Set exercise: Pull out every line with the word "Power".

Extracts from a graphics dataset
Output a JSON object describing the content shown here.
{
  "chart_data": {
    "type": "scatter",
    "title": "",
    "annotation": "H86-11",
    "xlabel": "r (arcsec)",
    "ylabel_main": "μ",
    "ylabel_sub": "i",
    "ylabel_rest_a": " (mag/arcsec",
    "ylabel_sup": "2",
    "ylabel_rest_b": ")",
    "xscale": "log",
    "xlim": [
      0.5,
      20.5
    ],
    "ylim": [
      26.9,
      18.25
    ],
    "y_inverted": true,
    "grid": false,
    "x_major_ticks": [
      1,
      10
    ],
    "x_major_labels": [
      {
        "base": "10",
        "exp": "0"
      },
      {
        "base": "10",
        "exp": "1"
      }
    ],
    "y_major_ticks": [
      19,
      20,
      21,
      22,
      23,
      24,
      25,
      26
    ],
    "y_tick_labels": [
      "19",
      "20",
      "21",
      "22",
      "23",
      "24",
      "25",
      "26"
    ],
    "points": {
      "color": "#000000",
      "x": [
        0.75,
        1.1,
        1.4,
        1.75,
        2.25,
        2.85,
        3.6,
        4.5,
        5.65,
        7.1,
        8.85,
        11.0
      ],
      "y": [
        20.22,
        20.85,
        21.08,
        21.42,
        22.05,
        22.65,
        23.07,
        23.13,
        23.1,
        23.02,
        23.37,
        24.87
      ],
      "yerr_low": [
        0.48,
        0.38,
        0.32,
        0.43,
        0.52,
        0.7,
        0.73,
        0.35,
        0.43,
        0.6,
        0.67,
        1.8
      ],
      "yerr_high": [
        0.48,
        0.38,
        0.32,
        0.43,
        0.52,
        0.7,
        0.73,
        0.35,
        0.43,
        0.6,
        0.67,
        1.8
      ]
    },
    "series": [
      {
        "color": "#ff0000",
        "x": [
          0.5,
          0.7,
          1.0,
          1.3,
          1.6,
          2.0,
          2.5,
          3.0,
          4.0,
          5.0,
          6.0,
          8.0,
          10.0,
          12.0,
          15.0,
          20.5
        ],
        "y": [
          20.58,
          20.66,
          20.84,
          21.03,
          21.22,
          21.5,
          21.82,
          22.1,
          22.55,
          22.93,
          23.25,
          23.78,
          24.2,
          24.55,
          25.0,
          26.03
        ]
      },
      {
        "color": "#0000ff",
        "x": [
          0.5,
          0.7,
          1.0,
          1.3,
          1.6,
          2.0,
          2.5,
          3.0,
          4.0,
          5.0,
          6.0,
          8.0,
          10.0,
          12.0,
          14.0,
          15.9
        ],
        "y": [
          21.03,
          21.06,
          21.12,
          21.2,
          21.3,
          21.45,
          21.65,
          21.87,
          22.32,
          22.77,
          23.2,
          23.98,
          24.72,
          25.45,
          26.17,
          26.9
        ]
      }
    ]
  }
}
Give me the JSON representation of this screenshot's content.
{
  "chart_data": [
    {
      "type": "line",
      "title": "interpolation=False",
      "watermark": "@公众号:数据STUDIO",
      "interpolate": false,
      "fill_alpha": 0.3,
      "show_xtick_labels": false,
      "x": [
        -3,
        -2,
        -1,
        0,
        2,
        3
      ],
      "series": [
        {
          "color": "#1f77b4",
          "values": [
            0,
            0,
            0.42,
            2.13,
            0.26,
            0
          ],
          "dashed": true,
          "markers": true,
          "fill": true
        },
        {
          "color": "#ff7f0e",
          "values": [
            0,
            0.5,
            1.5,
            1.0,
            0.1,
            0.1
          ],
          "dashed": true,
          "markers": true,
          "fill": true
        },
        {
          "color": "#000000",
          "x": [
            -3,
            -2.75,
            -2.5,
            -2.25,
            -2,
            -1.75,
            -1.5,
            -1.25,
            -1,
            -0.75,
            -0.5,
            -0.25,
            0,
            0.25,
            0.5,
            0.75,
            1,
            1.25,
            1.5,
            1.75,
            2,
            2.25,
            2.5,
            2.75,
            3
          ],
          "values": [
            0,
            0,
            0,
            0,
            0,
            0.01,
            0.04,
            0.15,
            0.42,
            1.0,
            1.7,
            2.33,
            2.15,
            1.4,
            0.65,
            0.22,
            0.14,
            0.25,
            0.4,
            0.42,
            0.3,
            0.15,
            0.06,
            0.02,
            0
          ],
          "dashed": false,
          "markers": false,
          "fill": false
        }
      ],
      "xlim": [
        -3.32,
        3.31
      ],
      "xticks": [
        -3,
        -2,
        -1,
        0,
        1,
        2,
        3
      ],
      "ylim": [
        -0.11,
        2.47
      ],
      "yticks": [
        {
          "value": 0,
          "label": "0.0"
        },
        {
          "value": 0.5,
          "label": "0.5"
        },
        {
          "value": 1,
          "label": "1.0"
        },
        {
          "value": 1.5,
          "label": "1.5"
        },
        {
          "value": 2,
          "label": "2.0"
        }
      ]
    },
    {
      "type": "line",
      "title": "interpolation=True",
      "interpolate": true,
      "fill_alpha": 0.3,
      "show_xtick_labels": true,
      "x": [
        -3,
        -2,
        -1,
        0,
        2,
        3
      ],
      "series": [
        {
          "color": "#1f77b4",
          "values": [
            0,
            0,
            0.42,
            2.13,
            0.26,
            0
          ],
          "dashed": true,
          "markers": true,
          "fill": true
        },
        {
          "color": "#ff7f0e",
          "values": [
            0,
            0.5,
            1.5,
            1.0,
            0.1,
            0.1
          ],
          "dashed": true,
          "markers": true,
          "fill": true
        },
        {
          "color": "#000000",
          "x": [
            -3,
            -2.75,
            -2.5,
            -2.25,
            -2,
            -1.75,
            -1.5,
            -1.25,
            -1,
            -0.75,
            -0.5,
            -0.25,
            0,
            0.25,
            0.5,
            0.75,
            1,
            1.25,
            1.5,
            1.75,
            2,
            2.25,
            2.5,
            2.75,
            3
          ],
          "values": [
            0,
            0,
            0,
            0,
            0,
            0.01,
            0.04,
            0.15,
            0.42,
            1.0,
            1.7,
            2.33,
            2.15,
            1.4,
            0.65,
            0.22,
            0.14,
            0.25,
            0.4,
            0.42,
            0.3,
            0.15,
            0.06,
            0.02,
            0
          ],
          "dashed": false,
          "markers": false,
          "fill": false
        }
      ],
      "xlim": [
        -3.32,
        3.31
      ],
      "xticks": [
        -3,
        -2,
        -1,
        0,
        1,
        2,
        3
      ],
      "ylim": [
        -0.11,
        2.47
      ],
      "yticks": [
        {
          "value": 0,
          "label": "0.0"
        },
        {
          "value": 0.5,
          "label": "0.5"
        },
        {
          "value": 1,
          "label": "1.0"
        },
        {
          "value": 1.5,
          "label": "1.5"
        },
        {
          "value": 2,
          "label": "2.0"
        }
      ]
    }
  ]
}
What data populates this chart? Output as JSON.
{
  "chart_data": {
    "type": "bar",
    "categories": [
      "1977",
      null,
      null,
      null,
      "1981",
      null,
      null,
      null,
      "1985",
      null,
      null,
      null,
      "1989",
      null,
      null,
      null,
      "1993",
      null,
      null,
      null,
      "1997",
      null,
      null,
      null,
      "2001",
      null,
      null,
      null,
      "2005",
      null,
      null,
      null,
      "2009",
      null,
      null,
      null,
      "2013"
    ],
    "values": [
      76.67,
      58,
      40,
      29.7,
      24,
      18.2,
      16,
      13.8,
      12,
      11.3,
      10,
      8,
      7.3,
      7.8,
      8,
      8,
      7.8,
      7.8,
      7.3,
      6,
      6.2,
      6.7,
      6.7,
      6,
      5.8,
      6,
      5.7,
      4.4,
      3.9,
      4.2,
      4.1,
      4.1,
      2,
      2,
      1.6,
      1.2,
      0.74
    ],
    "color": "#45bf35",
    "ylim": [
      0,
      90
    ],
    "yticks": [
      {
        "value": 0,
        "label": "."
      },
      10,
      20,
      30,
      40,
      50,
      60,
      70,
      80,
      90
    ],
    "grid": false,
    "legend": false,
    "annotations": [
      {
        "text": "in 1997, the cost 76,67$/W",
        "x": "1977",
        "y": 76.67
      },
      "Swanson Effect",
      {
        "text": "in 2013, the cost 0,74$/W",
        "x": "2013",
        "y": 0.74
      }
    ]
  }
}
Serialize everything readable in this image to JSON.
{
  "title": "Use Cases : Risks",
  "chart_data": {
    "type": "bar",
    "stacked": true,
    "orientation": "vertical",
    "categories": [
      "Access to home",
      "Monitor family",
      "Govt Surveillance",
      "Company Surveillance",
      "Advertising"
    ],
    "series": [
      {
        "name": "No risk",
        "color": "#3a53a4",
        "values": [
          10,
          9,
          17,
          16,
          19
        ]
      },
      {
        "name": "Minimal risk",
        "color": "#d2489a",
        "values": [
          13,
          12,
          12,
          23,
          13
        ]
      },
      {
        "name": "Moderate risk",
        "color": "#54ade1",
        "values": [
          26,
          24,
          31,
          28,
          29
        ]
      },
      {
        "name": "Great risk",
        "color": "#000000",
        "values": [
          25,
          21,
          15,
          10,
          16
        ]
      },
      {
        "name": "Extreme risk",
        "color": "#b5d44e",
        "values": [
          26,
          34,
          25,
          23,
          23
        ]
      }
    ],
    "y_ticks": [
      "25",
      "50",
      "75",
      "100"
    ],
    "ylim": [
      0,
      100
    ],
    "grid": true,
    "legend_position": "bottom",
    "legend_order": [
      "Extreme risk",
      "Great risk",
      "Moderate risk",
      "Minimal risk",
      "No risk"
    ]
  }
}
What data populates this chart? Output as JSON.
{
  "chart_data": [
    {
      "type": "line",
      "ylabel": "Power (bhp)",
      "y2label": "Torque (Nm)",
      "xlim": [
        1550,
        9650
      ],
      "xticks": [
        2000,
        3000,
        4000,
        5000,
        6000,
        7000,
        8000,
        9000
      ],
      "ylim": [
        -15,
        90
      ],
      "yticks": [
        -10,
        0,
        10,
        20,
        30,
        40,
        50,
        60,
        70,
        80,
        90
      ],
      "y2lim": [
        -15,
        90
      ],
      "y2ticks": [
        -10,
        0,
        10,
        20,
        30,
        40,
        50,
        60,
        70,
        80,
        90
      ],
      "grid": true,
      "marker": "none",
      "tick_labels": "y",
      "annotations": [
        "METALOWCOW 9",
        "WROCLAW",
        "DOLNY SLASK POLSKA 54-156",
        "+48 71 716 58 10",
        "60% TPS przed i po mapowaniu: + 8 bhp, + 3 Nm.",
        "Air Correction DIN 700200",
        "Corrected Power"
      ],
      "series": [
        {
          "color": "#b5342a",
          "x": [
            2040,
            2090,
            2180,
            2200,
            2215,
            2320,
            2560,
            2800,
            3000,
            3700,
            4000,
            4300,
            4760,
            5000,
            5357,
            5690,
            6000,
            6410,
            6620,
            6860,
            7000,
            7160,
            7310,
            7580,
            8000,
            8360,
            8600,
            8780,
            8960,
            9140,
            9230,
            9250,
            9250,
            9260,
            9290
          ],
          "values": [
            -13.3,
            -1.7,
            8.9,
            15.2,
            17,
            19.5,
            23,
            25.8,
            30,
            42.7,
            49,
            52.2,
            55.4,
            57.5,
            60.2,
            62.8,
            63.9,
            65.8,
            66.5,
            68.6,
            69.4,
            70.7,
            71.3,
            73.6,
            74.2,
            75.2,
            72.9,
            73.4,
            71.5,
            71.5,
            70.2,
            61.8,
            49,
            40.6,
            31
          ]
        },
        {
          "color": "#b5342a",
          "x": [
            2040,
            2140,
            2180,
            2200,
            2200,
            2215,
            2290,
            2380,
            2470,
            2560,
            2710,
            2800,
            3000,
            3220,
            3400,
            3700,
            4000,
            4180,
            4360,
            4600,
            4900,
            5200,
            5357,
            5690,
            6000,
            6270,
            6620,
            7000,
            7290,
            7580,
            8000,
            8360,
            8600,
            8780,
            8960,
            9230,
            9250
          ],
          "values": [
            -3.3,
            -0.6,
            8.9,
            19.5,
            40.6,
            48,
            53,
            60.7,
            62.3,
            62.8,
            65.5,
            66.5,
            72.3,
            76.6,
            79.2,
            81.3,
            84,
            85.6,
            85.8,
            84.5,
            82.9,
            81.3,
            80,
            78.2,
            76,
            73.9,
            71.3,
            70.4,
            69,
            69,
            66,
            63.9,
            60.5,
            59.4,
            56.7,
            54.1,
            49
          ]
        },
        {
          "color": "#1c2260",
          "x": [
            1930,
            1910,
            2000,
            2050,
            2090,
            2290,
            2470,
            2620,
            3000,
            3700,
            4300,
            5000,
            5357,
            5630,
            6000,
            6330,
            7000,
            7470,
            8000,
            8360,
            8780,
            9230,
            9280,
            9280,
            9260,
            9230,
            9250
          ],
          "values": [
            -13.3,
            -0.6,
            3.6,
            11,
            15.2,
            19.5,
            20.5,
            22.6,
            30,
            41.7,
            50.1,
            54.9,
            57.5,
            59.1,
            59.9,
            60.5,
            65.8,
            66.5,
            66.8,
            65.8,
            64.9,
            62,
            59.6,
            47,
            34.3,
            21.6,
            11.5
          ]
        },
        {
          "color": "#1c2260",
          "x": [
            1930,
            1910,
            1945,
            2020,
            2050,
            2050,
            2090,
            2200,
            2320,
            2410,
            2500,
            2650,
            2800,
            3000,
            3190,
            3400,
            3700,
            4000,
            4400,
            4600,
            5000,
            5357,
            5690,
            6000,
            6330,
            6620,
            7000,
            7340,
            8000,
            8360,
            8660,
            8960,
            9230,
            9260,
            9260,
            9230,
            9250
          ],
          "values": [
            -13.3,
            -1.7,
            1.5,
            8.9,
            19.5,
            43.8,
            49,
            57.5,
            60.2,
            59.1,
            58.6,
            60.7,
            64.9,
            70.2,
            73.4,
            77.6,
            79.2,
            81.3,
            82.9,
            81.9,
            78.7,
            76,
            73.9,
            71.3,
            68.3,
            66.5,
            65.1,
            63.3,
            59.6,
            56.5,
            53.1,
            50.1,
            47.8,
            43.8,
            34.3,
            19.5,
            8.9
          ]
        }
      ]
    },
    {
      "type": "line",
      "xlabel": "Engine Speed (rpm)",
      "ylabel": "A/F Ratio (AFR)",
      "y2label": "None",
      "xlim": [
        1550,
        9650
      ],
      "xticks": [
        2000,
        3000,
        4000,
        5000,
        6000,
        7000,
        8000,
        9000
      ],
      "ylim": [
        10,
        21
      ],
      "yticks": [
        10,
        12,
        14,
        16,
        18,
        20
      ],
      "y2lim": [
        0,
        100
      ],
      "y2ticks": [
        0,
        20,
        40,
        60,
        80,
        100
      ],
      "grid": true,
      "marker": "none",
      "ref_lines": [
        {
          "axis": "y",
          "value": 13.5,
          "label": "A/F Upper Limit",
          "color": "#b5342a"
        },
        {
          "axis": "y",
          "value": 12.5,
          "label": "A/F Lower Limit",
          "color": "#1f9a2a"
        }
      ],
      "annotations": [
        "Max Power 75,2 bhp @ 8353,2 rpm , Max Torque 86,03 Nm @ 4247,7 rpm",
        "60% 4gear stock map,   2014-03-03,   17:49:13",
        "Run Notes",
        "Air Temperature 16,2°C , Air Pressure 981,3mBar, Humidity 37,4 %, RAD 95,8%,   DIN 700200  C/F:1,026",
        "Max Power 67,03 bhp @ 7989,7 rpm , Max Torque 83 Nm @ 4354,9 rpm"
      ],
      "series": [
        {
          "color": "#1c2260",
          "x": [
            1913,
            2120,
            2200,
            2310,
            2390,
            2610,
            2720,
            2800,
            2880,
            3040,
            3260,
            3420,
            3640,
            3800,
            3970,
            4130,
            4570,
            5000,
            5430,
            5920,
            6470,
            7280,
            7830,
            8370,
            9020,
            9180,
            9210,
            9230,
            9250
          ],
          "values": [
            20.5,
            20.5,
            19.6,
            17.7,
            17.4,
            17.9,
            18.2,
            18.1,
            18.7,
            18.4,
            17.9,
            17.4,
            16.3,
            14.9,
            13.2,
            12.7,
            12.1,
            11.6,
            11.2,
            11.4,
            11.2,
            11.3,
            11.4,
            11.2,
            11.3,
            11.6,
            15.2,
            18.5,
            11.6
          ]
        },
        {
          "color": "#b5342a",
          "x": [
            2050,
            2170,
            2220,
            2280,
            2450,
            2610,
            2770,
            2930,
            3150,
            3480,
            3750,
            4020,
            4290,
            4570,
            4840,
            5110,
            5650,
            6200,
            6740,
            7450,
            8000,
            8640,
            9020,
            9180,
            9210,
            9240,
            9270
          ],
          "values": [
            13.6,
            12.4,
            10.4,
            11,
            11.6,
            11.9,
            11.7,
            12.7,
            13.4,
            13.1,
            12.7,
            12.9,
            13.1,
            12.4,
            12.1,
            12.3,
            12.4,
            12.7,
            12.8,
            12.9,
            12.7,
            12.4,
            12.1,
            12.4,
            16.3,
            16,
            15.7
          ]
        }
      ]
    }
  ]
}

Task response:
      "ylabel": "Power (bhp)",
        "Corrected Power"
        "Max Power 75,2 bhp @ 8353,2 rpm , Max Torque 86,03 Nm @ 4247,7 rpm",
        "Max Power 67,03 bhp @ 7989,7 rpm , Max Torque 83 Nm @ 4354,9 rpm"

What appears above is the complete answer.